- OBJECTIVE -
Which lines in the material below contain the word "JSON"? Copy each of them.

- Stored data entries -
● ● ●
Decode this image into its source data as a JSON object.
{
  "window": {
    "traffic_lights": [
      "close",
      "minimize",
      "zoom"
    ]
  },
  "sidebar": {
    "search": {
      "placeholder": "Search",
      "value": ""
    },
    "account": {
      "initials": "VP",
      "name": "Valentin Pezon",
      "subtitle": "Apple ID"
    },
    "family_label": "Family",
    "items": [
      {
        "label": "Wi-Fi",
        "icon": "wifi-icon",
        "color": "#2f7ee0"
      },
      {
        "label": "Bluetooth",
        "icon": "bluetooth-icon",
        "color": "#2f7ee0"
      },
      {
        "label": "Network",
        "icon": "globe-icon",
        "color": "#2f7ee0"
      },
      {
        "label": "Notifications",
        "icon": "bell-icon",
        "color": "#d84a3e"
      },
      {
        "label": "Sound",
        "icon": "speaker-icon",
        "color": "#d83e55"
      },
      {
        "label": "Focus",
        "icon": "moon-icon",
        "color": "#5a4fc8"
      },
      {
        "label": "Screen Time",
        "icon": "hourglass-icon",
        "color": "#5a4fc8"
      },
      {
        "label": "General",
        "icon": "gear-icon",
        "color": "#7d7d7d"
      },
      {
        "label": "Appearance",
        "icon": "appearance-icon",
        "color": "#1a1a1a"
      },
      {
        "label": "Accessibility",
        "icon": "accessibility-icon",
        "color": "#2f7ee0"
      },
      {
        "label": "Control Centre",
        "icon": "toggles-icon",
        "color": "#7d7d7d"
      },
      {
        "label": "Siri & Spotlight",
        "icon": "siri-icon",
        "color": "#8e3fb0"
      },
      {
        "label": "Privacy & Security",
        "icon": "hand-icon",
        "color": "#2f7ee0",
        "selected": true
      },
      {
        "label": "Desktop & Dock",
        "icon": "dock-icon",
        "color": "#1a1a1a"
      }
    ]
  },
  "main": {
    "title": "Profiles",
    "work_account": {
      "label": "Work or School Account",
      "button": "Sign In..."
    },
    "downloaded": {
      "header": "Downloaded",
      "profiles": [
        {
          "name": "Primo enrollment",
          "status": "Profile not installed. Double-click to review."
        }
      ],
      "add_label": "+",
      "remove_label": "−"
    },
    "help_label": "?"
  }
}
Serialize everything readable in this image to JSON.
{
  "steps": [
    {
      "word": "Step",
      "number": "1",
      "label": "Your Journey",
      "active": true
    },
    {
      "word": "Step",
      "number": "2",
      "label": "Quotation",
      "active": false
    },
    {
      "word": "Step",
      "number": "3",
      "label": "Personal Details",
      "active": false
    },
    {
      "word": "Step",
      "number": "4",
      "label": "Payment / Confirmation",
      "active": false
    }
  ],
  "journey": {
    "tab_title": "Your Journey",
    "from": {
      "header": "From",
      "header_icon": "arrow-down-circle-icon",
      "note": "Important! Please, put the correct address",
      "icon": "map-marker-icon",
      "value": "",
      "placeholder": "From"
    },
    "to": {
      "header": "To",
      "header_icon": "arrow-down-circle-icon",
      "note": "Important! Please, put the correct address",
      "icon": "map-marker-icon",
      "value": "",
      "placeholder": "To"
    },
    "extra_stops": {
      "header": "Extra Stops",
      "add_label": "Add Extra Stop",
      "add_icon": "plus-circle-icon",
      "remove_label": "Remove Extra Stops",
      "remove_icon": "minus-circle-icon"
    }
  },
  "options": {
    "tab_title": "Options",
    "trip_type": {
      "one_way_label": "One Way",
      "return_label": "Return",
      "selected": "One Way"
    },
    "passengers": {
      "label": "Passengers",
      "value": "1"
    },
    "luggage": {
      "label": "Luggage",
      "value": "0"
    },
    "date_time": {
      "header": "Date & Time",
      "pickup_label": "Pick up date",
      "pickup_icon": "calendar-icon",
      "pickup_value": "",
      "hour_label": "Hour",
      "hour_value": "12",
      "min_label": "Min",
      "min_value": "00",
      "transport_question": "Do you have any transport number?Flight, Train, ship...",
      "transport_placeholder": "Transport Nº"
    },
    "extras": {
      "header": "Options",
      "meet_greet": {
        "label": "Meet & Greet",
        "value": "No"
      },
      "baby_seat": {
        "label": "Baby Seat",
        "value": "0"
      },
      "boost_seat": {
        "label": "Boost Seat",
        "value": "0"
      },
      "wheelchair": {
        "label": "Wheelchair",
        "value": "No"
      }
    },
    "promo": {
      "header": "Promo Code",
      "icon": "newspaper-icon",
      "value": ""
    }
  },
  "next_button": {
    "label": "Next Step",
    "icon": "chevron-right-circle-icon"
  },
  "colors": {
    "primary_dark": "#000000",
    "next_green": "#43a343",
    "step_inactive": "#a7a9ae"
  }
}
● ● ●
- RESULT FOR THIS TASK -
Decode this image into its source data as a JSON object.
Serialize everything readable in this image to JSON.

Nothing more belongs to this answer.